**Set problem:** Scan the material for the word "name", and copy each line where it shows up.

**Stored data entries:**

— Begin —

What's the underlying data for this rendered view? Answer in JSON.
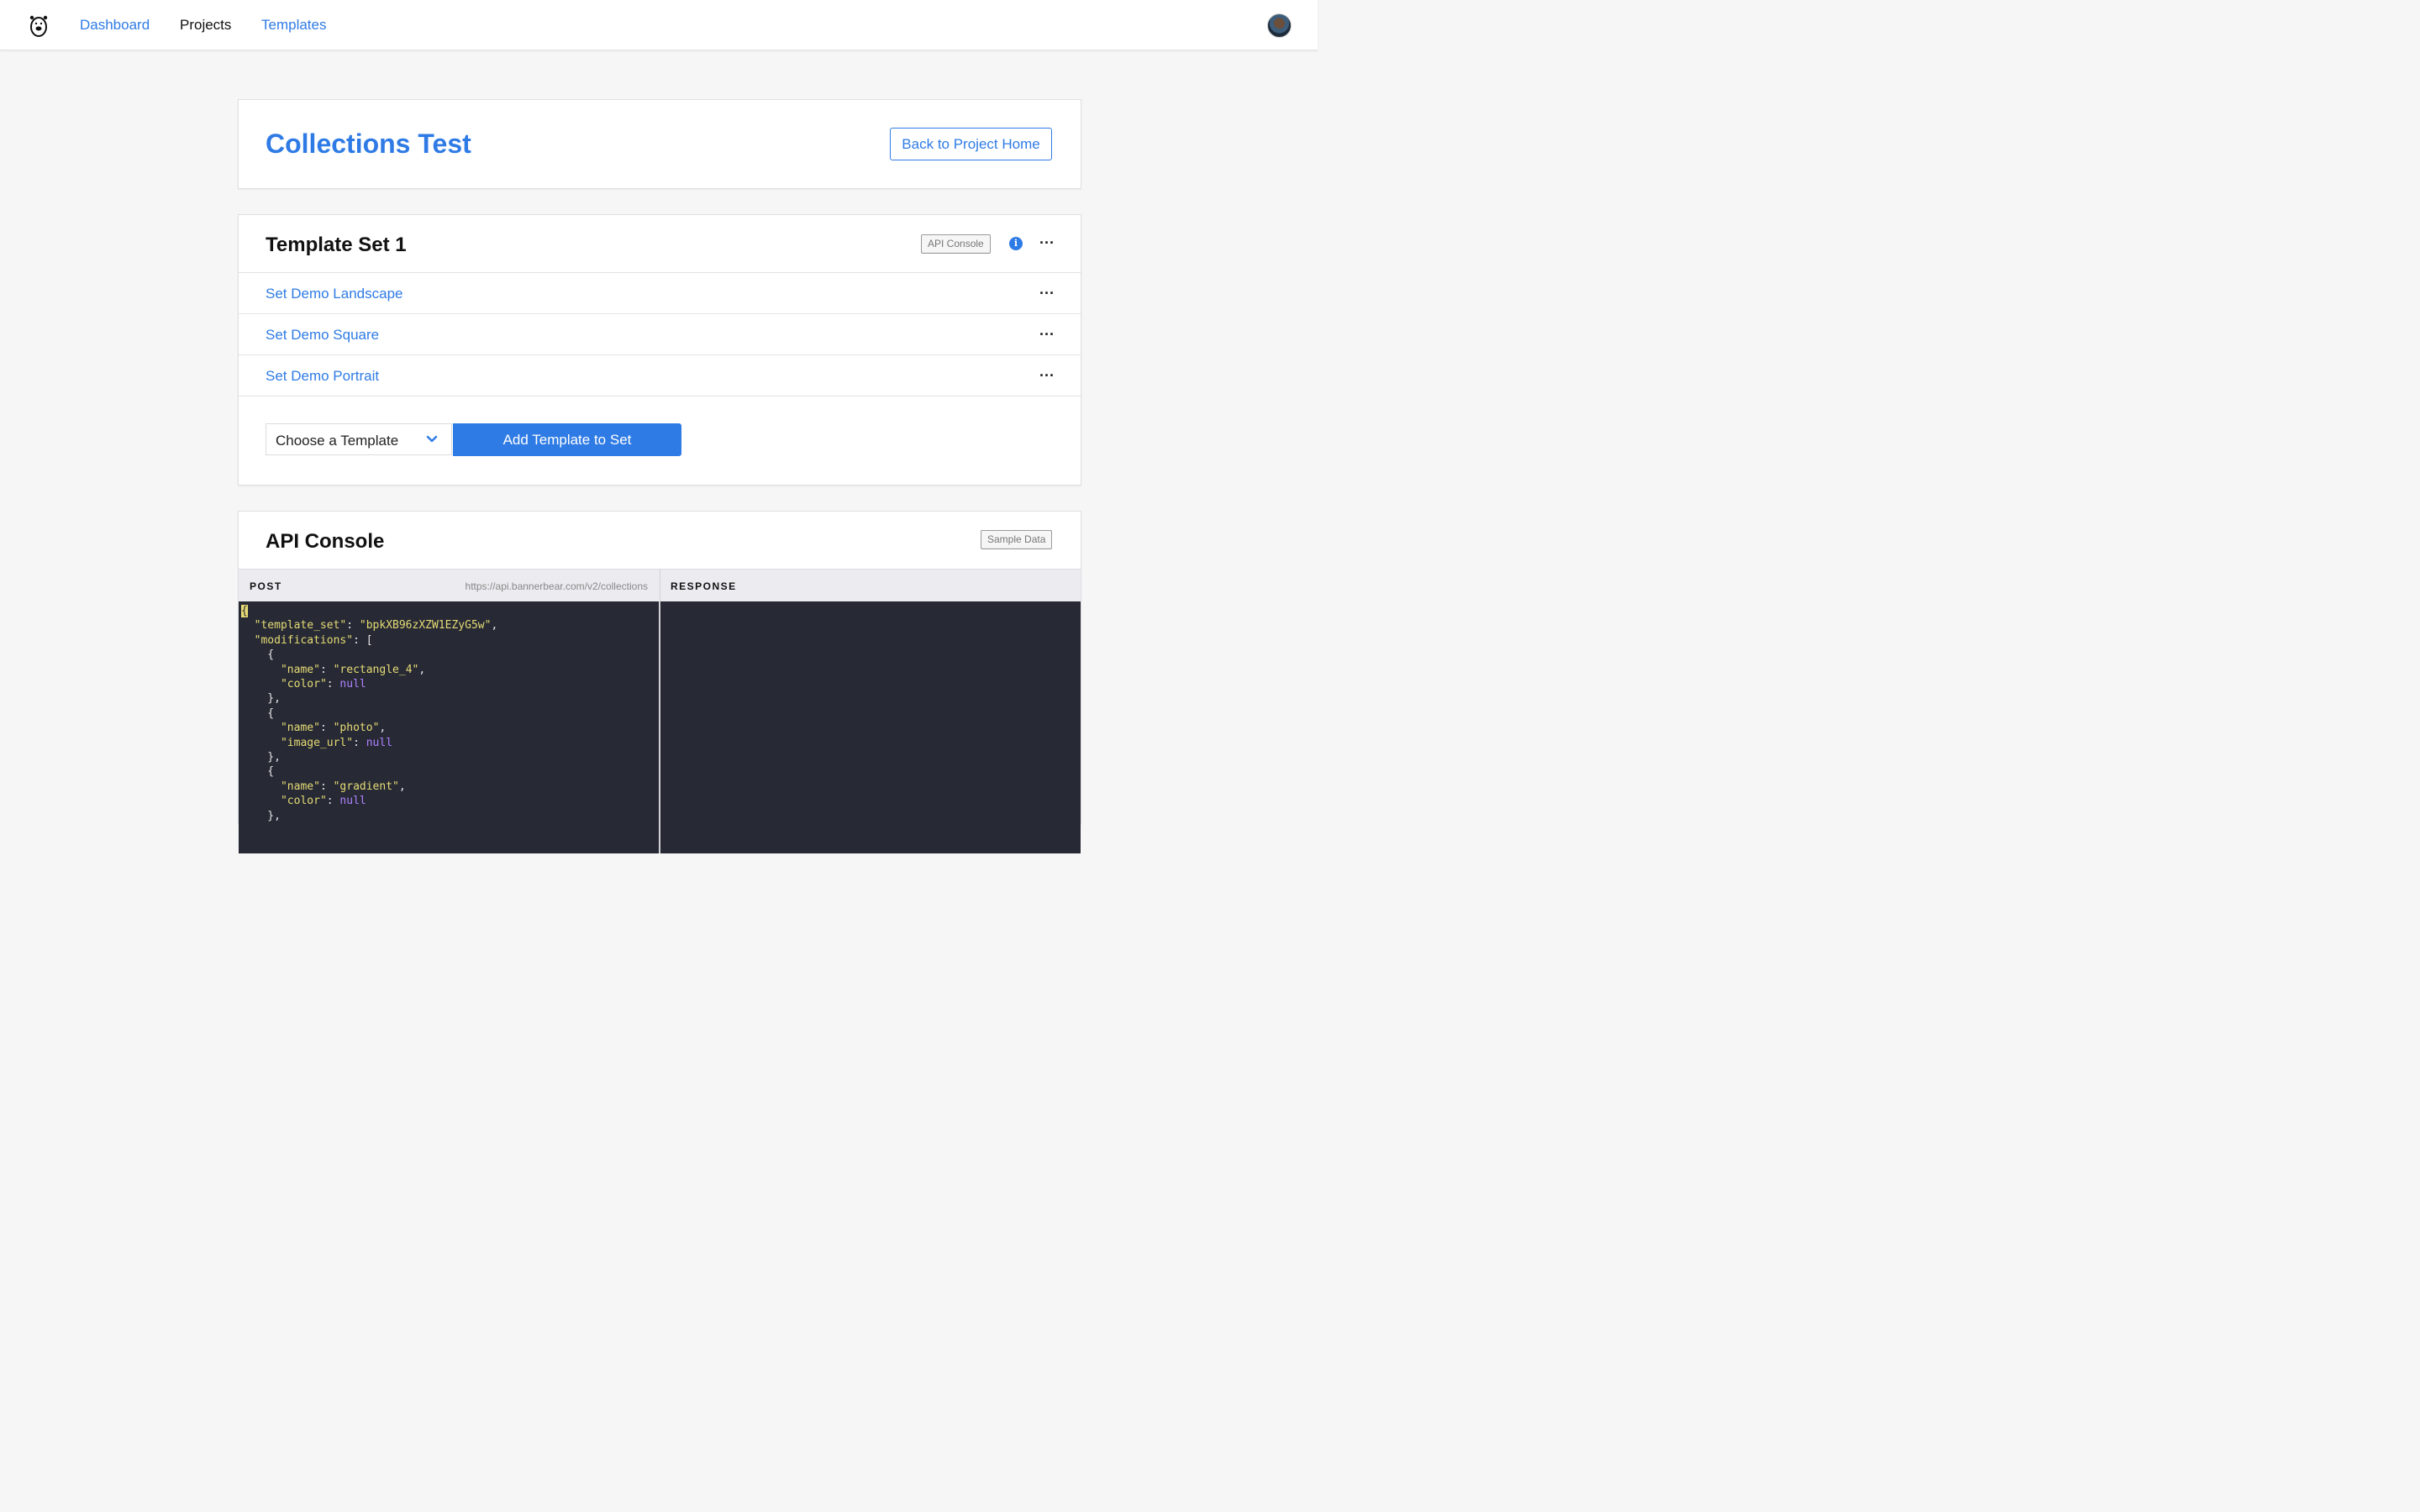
{
  "nav": {
    "items": [
      {
        "label": "Dashboard"
      },
      {
        "label": "Projects"
      },
      {
        "label": "Templates"
      }
    ]
  },
  "header": {
    "title": "Collections Test",
    "back_button": "Back to Project Home"
  },
  "template_set": {
    "title": "Template Set 1",
    "api_console_badge": "API Console",
    "info_icon": "i",
    "more_icon": "···",
    "templates": [
      {
        "label": "Set Demo Landscape"
      },
      {
        "label": "Set Demo Square"
      },
      {
        "label": "Set Demo Portrait"
      }
    ],
    "select_value": "Choose a Template",
    "add_button": "Add Template to Set"
  },
  "api_console": {
    "title": "API Console",
    "sample_badge": "Sample Data",
    "post_label": "POST",
    "url": "https://api.bannerbear.com/v2/collections",
    "response_label": "RESPONSE",
    "code": {
      "template_set_value": "bpkXB96zXZW1EZyG5w",
      "mods": [
        {
          "key": "color",
          "name": "rectangle_4"
        },
        {
          "key": "image_url",
          "name": "photo"
        },
        {
          "key": "color",
          "name": "gradient"
        }
      ]
    }
  },
  "colors": {
    "accent": "#2f7be5",
    "code_bg": "#272a35",
    "code_string": "#e6db74",
    "code_null": "#ae81ff"
  }
}
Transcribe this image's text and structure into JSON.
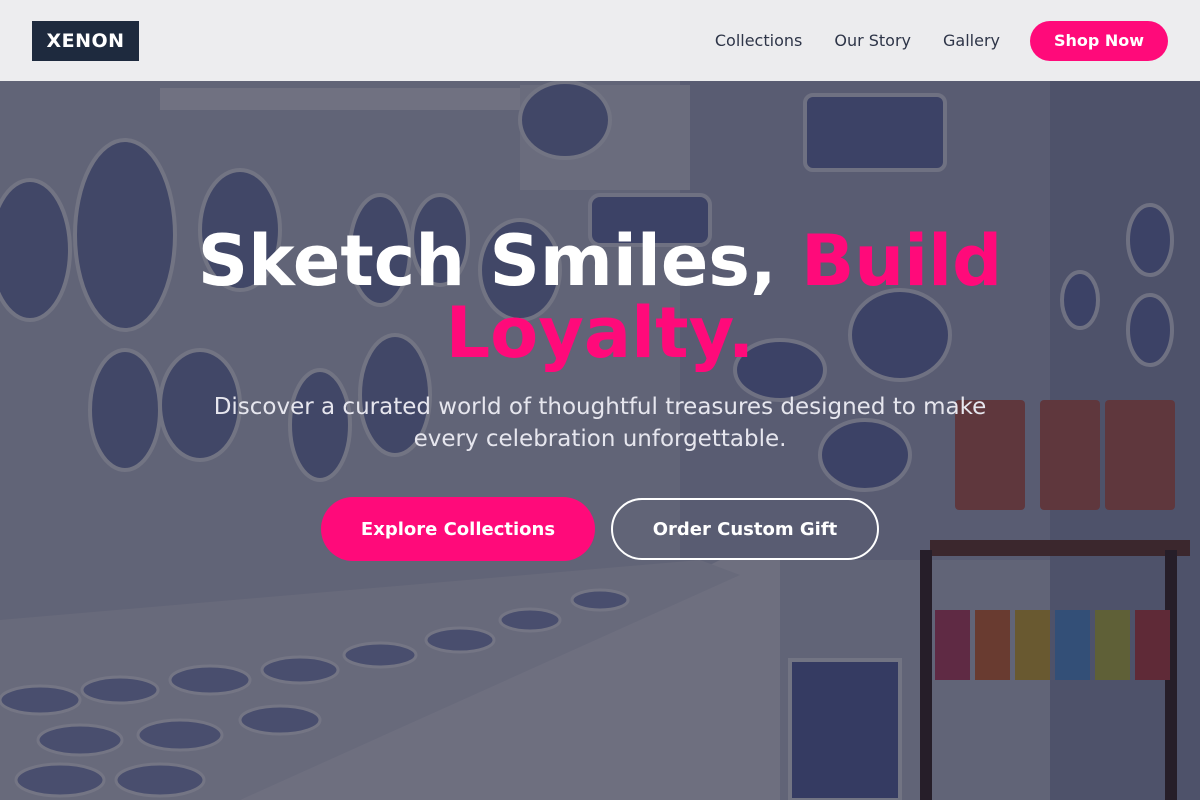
{
  "brand": {
    "logo_text": "XENON"
  },
  "nav": {
    "links": [
      "Collections",
      "Our Story",
      "Gallery"
    ],
    "shop_label": "Shop Now"
  },
  "hero": {
    "headline_white": "Sketch Smiles, ",
    "headline_accent": "Build Loyalty.",
    "subtext": "Discover a curated world of thoughtful treasures designed to make every celebration unforgettable.",
    "primary_cta": "Explore Collections",
    "secondary_cta": "Order Custom Gift",
    "background_image": "ceramics-shop-photo"
  },
  "colors": {
    "accent": "#ff0a7a",
    "navbar_bg": "#f2f2f4",
    "logo_bg": "#1e2a3e",
    "overlay": "#181a30"
  }
}
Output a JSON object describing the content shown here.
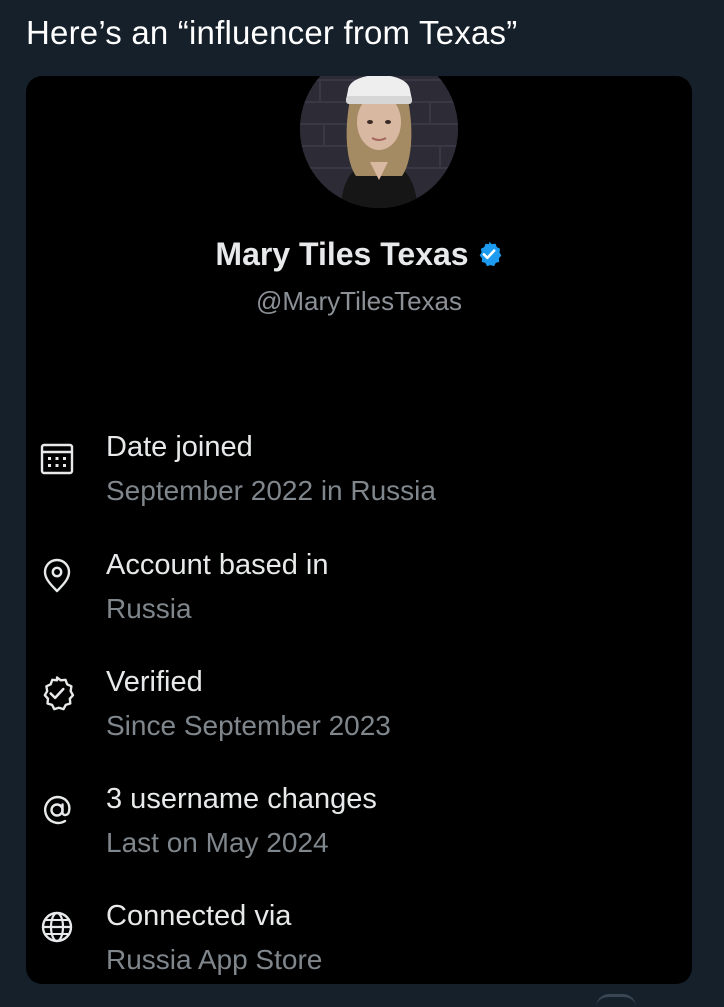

— End —

**Output:**
          "name": "rectangle_4"
          "name": "photo"
          "name": "gradient"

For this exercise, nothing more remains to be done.